# Task brief
Take the entries below and print all of them exactly, please.

** start Data for this exercise **

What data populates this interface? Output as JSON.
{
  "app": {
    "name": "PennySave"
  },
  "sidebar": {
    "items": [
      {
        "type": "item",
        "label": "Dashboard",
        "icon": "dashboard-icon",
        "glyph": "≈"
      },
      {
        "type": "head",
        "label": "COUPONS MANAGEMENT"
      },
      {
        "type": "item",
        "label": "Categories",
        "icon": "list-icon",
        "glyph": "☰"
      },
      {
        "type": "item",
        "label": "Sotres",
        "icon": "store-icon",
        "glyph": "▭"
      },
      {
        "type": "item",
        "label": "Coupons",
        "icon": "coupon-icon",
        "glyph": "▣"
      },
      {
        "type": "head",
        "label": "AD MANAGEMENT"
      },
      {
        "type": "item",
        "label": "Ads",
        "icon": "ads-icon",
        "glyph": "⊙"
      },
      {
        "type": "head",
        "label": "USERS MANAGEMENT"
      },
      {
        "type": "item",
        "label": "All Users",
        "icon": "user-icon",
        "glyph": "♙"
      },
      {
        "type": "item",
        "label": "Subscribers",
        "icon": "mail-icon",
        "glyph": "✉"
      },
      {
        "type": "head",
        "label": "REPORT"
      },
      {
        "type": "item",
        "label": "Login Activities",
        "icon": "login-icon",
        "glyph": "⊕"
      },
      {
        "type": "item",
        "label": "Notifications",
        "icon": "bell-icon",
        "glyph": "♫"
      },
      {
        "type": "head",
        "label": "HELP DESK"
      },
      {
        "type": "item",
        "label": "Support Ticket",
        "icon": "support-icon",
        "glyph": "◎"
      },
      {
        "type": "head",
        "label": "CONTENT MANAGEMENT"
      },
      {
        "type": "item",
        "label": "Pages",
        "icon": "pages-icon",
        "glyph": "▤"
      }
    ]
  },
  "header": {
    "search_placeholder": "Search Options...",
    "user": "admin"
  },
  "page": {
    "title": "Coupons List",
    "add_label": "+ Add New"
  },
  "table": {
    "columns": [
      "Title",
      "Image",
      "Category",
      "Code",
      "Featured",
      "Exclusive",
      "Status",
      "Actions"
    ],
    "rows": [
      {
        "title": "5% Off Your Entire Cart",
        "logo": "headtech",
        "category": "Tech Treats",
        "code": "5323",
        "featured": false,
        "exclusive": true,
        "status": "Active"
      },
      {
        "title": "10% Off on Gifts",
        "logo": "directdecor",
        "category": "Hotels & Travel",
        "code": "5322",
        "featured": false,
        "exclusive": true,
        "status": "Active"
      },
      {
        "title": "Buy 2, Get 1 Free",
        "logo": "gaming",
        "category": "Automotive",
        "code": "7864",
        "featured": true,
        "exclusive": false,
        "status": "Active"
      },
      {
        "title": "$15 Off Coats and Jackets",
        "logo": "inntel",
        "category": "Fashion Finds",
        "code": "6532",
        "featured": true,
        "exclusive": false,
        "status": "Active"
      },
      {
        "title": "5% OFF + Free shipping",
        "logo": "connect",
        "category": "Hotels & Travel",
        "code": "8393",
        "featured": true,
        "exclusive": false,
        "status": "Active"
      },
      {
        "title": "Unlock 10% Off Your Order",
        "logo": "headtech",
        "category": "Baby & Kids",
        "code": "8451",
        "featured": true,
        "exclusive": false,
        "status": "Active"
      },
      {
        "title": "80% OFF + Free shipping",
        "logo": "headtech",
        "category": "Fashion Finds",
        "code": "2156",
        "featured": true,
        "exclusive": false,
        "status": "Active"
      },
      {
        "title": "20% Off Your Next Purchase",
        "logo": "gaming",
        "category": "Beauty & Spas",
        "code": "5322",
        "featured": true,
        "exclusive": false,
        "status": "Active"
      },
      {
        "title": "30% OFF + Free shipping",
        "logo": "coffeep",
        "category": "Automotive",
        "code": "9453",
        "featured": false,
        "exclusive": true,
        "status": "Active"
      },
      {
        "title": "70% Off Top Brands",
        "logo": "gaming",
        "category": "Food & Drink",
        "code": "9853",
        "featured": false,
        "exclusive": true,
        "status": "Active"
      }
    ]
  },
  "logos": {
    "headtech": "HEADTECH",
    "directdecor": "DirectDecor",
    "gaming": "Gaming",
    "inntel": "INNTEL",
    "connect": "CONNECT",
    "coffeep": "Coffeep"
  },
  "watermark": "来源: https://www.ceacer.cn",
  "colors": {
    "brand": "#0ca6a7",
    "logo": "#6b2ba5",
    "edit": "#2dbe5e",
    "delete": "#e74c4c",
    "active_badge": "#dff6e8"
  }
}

** end Data for this exercise **

# Result of the task
What data populates this interface? Output as JSON.
{
  "app": {
    "name": "PennySave"
  },
  "sidebar": {
    "items": [
      {
        "type": "item",
        "label": "Dashboard",
        "icon": "dashboard-icon",
        "glyph": "≈"
      },
      {
        "type": "head",
        "label": "COUPONS MANAGEMENT"
      },
      {
        "type": "item",
        "label": "Categories",
        "icon": "list-icon",
        "glyph": "☰"
      },
      {
        "type": "item",
        "label": "Sotres",
        "icon": "store-icon",
        "glyph": "▭"
      },
      {
        "type": "item",
        "label": "Coupons",
        "icon": "coupon-icon",
        "glyph": "▣"
      },
      {
        "type": "head",
        "label": "AD MANAGEMENT"
      },
      {
        "type": "item",
        "label": "Ads",
        "icon": "ads-icon",
        "glyph": "⊙"
      },
      {
        "type": "head",
        "label": "USERS MANAGEMENT"
      },
      {
        "type": "item",
        "label": "All Users",
        "icon": "user-icon",
        "glyph": "♙"
      },
      {
        "type": "item",
        "label": "Subscribers",
        "icon": "mail-icon",
        "glyph": "✉"
      },
      {
        "type": "head",
        "label": "REPORT"
      },
      {
        "type": "item",
        "label": "Login Activities",
        "icon": "login-icon",
        "glyph": "⊕"
      },
      {
        "type": "item",
        "label": "Notifications",
        "icon": "bell-icon",
        "glyph": "♫"
      },
      {
        "type": "head",
        "label": "HELP DESK"
      },
      {
        "type": "item",
        "label": "Support Ticket",
        "icon": "support-icon",
        "glyph": "◎"
      },
      {
        "type": "head",
        "label": "CONTENT MANAGEMENT"
      },
      {
        "type": "item",
        "label": "Pages",
        "icon": "pages-icon",
        "glyph": "▤"
      }
    ]
  },
  "header": {
    "search_placeholder": "Search Options...",
    "user": "admin"
  },
  "page": {
    "title": "Coupons List",
    "add_label": "+ Add New"
  },
  "table": {
    "columns": [
      "Title",
      "Image",
      "Category",
      "Code",
      "Featured",
      "Exclusive",
      "Status",
      "Actions"
    ],
    "rows": [
      {
        "title": "5% Off Your Entire Cart",
        "logo": "headtech",
        "category": "Tech Treats",
        "code": "5323",
        "featured": false,
        "exclusive": true,
        "status": "Active"
      },
      {
        "title": "10% Off on Gifts",
        "logo": "directdecor",
        "category": "Hotels & Travel",
        "code": "5322",
        "featured": false,
        "exclusive": true,
        "status": "Active"
      },
      {
        "title": "Buy 2, Get 1 Free",
        "logo": "gaming",
        "category": "Automotive",
        "code": "7864",
        "featured": true,
        "exclusive": false,
        "status": "Active"
      },
      {
        "title": "$15 Off Coats and Jackets",
        "logo": "inntel",
        "category": "Fashion Finds",
        "code": "6532",
        "featured": true,
        "exclusive": false,
        "status": "Active"
      },
      {
        "title": "5% OFF + Free shipping",
        "logo": "connect",
        "category": "Hotels & Travel",
        "code": "8393",
        "featured": true,
        "exclusive": false,
        "status": "Active"
      },
      {
        "title": "Unlock 10% Off Your Order",
        "logo": "headtech",
        "category": "Baby & Kids",
        "code": "8451",
        "featured": true,
        "exclusive": false,
        "status": "Active"
      },
      {
        "title": "80% OFF + Free shipping",
        "logo": "headtech",
        "category": "Fashion Finds",
        "code": "2156",
        "featured": true,
        "exclusive": false,
        "status": "Active"
      },
      {
        "title": "20% Off Your Next Purchase",
        "logo": "gaming",
        "category": "Beauty & Spas",
        "code": "5322",
        "featured": true,
        "exclusive": false,
        "status": "Active"
      },
      {
        "title": "30% OFF + Free shipping",
        "logo": "coffeep",
        "category": "Automotive",
        "code": "9453",
        "featured": false,
        "exclusive": true,
        "status": "Active"
      },
      {
        "title": "70% Off Top Brands",
        "logo": "gaming",
        "category": "Food & Drink",
        "code": "9853",
        "featured": false,
        "exclusive": true,
        "status": "Active"
      }
    ]
  },
  "logos": {
    "headtech": "HEADTECH",
    "directdecor": "DirectDecor",
    "gaming": "Gaming",
    "inntel": "INNTEL",
    "connect": "CONNECT",
    "coffeep": "Coffeep"
  },
  "watermark": "来源: https://www.ceacer.cn",
  "colors": {
    "brand": "#0ca6a7",
    "logo": "#6b2ba5",
    "edit": "#2dbe5e",
    "delete": "#e74c4c",
    "active_badge": "#dff6e8"
  }
}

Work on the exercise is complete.